- [WRITTEN TASK] Please reproduce the listing below with every "data-point" swapped for "plot-dot", keeping all other text unchanged.

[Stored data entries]
┄┄┄┄┄┄┄┄┄┄┄┄┄┄┄┄┄┄┄┄

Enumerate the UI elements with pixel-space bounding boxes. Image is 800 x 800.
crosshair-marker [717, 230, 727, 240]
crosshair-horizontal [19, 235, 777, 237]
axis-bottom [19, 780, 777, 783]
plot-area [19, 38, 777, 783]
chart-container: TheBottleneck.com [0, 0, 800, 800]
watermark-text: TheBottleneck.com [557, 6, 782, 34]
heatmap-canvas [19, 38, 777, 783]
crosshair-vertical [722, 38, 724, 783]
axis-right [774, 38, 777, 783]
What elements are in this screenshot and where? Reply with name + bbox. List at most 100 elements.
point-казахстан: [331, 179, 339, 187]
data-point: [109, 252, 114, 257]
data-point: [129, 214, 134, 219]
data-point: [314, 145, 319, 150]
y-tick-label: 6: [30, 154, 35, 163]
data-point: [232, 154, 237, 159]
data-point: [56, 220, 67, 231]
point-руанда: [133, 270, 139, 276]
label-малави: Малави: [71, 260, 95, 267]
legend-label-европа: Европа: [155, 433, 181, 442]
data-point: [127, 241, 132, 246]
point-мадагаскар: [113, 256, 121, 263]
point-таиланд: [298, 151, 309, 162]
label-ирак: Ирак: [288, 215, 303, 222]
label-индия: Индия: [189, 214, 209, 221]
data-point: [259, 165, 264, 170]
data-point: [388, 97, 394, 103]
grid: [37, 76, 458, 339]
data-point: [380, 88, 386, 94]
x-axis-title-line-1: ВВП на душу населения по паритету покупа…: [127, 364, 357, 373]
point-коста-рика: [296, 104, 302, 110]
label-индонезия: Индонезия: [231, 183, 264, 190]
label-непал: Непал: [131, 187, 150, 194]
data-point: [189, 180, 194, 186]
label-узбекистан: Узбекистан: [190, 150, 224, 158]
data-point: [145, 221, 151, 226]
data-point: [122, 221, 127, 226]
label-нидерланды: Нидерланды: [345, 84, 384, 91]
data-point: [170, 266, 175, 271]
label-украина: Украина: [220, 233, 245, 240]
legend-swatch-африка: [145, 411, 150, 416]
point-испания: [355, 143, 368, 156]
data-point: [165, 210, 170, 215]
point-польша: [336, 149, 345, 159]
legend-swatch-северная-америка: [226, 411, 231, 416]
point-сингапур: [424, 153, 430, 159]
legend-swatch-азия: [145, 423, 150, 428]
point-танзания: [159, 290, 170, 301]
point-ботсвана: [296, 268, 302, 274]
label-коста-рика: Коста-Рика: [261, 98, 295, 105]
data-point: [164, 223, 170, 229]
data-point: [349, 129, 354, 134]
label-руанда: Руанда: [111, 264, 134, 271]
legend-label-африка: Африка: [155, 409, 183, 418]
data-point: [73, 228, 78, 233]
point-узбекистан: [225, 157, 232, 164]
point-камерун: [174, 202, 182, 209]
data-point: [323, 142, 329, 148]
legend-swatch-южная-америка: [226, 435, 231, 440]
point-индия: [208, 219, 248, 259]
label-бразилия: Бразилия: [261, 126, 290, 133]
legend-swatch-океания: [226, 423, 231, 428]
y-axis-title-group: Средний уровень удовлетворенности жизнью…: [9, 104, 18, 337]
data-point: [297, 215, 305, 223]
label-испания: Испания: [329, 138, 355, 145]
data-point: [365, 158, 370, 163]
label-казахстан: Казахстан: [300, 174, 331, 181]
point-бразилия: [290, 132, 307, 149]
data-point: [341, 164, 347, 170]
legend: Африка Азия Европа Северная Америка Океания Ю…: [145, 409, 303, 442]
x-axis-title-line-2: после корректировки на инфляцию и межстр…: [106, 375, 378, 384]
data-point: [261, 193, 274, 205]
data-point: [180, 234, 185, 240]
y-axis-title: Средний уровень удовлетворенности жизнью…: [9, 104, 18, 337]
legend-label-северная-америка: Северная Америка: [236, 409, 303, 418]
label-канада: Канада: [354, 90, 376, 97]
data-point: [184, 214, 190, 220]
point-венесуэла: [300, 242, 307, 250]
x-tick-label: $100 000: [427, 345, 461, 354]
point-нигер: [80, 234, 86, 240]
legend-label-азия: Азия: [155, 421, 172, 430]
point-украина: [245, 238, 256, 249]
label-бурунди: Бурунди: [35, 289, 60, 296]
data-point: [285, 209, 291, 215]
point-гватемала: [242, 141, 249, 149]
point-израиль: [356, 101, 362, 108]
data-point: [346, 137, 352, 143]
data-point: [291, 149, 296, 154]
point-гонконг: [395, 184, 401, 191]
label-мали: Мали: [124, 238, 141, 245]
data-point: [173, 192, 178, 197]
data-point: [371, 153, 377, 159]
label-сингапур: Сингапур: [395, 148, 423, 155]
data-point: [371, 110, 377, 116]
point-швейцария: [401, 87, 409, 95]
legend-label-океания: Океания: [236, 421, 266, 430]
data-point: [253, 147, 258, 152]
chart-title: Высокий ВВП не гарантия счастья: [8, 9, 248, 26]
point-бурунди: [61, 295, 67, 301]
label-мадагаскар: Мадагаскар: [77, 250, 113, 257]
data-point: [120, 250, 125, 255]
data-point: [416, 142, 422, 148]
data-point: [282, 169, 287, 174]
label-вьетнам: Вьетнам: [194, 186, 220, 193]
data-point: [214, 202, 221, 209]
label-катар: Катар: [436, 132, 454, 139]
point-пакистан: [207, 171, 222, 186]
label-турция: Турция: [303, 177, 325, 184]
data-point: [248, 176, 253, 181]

┄┄┄┄┄┄┄┄┄┄┄┄┄┄┄┄┄┄┄┄

- [EXERCISE RESULT]
Enumerate the UI elements with pixel-space bounding boxes. Image is 800 x 800.
crosshair-marker [717, 230, 727, 240]
crosshair-horizontal [19, 235, 777, 237]
axis-bottom [19, 780, 777, 783]
plot-area [19, 38, 777, 783]
chart-container: TheBottleneck.com [0, 0, 800, 800]
watermark-text: TheBottleneck.com [557, 6, 782, 34]
heatmap-canvas [19, 38, 777, 783]
crosshair-vertical [722, 38, 724, 783]
axis-right [774, 38, 777, 783]
What elements are in this screenshot and where? Reply with name + bbox. List at most 100 elements.
point-казахстан: [331, 179, 339, 187]
plot-dot: [109, 252, 114, 257]
plot-dot: [129, 214, 134, 219]
plot-dot: [314, 145, 319, 150]
y-tick-label: 6: [30, 154, 35, 163]
plot-dot: [232, 154, 237, 159]
plot-dot: [56, 220, 67, 231]
point-руанда: [133, 270, 139, 276]
label-малави: Малави: [71, 260, 95, 267]
legend-label-европа: Европа: [155, 433, 181, 442]
plot-dot: [127, 241, 132, 246]
point-мадагаскар: [113, 256, 121, 263]
point-таиланд: [298, 151, 309, 162]
label-ирак: Ирак: [288, 215, 303, 222]
label-индия: Индия: [189, 214, 209, 221]
plot-dot: [259, 165, 264, 170]
plot-dot: [388, 97, 394, 103]
grid: [37, 76, 458, 339]
plot-dot: [380, 88, 386, 94]
x-axis-title-line-1: ВВП на душу населения по паритету покупа…: [127, 364, 357, 373]
point-коста-рика: [296, 104, 302, 110]
label-индонезия: Индонезия: [231, 183, 264, 190]
label-непал: Непал: [131, 187, 150, 194]
plot-dot: [189, 180, 194, 186]
label-узбекистан: Узбекистан: [190, 150, 224, 158]
plot-dot: [145, 221, 151, 226]
plot-dot: [122, 221, 127, 226]
label-нидерланды: Нидерланды: [345, 84, 384, 91]
plot-dot: [170, 266, 175, 271]
label-украина: Украина: [220, 233, 245, 240]
legend-swatch-африка: [145, 411, 150, 416]
point-испания: [355, 143, 368, 156]
plot-dot: [165, 210, 170, 215]
point-польша: [336, 149, 345, 159]
legend-swatch-северная-америка: [226, 411, 231, 416]
point-сингапур: [424, 153, 430, 159]
legend-swatch-азия: [145, 423, 150, 428]
point-танзания: [159, 290, 170, 301]
point-ботсвана: [296, 268, 302, 274]
label-коста-рика: Коста-Рика: [261, 98, 295, 105]
plot-dot: [164, 223, 170, 229]
plot-dot: [349, 129, 354, 134]
label-руанда: Руанда: [111, 264, 134, 271]
legend-label-африка: Африка: [155, 409, 183, 418]
plot-dot: [73, 228, 78, 233]
point-узбекистан: [225, 157, 232, 164]
point-камерун: [174, 202, 182, 209]
plot-dot: [323, 142, 329, 148]
legend-swatch-южная-америка: [226, 435, 231, 440]
point-индия: [208, 219, 248, 259]
label-бразилия: Бразилия: [261, 126, 290, 133]
legend-swatch-океания: [226, 423, 231, 428]
y-axis-title-group: Средний уровень удовлетворенности жизнью…: [9, 104, 18, 337]
plot-dot: [297, 215, 305, 223]
label-испания: Испания: [329, 138, 355, 145]
plot-dot: [365, 158, 370, 163]
label-казахстан: Казахстан: [300, 174, 331, 181]
point-бразилия: [290, 132, 307, 149]
plot-dot: [341, 164, 347, 170]
legend: Африка Азия Европа Северная Америка Океания Ю…: [145, 409, 303, 442]
x-axis-title-line-2: после корректировки на инфляцию и межстр…: [106, 375, 378, 384]
plot-dot: [261, 193, 274, 205]
plot-dot: [180, 234, 185, 240]
y-axis-title: Средний уровень удовлетворенности жизнью…: [9, 104, 18, 337]
legend-label-северная-америка: Северная Америка: [236, 409, 303, 418]
label-канада: Канада: [354, 90, 376, 97]
plot-dot: [184, 214, 190, 220]
point-венесуэла: [300, 242, 307, 250]
x-tick-label: $100 000: [427, 345, 461, 354]
point-нигер: [80, 234, 86, 240]
legend-label-азия: Азия: [155, 421, 172, 430]
point-украина: [245, 238, 256, 249]
label-бурунди: Бурунди: [35, 289, 60, 296]
plot-dot: [285, 209, 291, 215]
point-гватемала: [242, 141, 249, 149]
point-израиль: [356, 101, 362, 108]
plot-dot: [346, 137, 352, 143]
plot-dot: [291, 149, 296, 154]
point-гонконг: [395, 184, 401, 191]
label-мали: Мали: [124, 238, 141, 245]
plot-dot: [173, 192, 178, 197]
plot-dot: [371, 153, 377, 159]
label-сингапур: Сингапур: [395, 148, 423, 155]
plot-dot: [371, 110, 377, 116]
point-швейцария: [401, 87, 409, 95]
legend-label-океания: Океания: [236, 421, 266, 430]
plot-dot: [253, 147, 258, 152]
chart-title: Высокий ВВП не гарантия счастья: [8, 9, 248, 26]
point-бурунди: [61, 295, 67, 301]
label-мадагаскар: Мадагаскар: [77, 250, 113, 257]
plot-dot: [120, 250, 125, 255]
plot-dot: [416, 142, 422, 148]
plot-dot: [282, 169, 287, 174]
label-вьетнам: Вьетнам: [194, 186, 220, 193]
plot-dot: [214, 202, 221, 209]
label-катар: Катар: [436, 132, 454, 139]
point-пакистан: [207, 171, 222, 186]
label-турция: Турция: [303, 177, 325, 184]
plot-dot: [248, 176, 253, 181]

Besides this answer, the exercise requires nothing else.